Top of Listed records
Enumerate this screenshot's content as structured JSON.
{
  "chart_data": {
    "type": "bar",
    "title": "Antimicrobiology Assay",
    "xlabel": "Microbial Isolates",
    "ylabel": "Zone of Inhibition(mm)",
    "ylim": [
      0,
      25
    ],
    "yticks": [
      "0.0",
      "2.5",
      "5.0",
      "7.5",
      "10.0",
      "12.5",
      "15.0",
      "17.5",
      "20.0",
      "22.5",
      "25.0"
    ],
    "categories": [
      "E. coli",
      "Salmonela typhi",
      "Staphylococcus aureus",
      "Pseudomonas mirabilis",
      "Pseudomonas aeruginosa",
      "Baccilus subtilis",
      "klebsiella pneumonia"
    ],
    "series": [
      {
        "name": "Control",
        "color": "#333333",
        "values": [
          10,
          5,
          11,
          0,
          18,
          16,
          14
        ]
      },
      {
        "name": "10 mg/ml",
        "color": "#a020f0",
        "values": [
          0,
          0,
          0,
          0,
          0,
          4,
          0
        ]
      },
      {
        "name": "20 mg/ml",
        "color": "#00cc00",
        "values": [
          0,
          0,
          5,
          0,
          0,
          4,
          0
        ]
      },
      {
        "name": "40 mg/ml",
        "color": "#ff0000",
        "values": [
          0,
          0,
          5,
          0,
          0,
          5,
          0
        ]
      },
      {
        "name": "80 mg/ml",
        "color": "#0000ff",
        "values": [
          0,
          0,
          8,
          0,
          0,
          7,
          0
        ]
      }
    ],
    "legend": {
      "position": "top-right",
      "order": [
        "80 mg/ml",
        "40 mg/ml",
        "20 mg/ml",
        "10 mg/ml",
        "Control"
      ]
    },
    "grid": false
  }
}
Bottom of Listed records
• [Assignment]: I'd like all of the entries written out again exactly as they appear above.

• [Finished exercise]:
Enumerate this screenshot's content as structured JSON.
{
  "chart_data": {
    "type": "bar",
    "title": "Antimicrobiology Assay",
    "xlabel": "Microbial Isolates",
    "ylabel": "Zone of Inhibition(mm)",
    "ylim": [
      0,
      25
    ],
    "yticks": [
      "0.0",
      "2.5",
      "5.0",
      "7.5",
      "10.0",
      "12.5",
      "15.0",
      "17.5",
      "20.0",
      "22.5",
      "25.0"
    ],
    "categories": [
      "E. coli",
      "Salmonela typhi",
      "Staphylococcus aureus",
      "Pseudomonas mirabilis",
      "Pseudomonas aeruginosa",
      "Baccilus subtilis",
      "klebsiella pneumonia"
    ],
    "series": [
      {
        "name": "Control",
        "color": "#333333",
        "values": [
          10,
          5,
          11,
          0,
          18,
          16,
          14
        ]
      },
      {
        "name": "10 mg/ml",
        "color": "#a020f0",
        "values": [
          0,
          0,
          0,
          0,
          0,
          4,
          0
        ]
      },
      {
        "name": "20 mg/ml",
        "color": "#00cc00",
        "values": [
          0,
          0,
          5,
          0,
          0,
          4,
          0
        ]
      },
      {
        "name": "40 mg/ml",
        "color": "#ff0000",
        "values": [
          0,
          0,
          5,
          0,
          0,
          5,
          0
        ]
      },
      {
        "name": "80 mg/ml",
        "color": "#0000ff",
        "values": [
          0,
          0,
          8,
          0,
          0,
          7,
          0
        ]
      }
    ],
    "legend": {
      "position": "top-right",
      "order": [
        "80 mg/ml",
        "40 mg/ml",
        "20 mg/ml",
        "10 mg/ml",
        "Control"
      ]
    },
    "grid": false
  }
}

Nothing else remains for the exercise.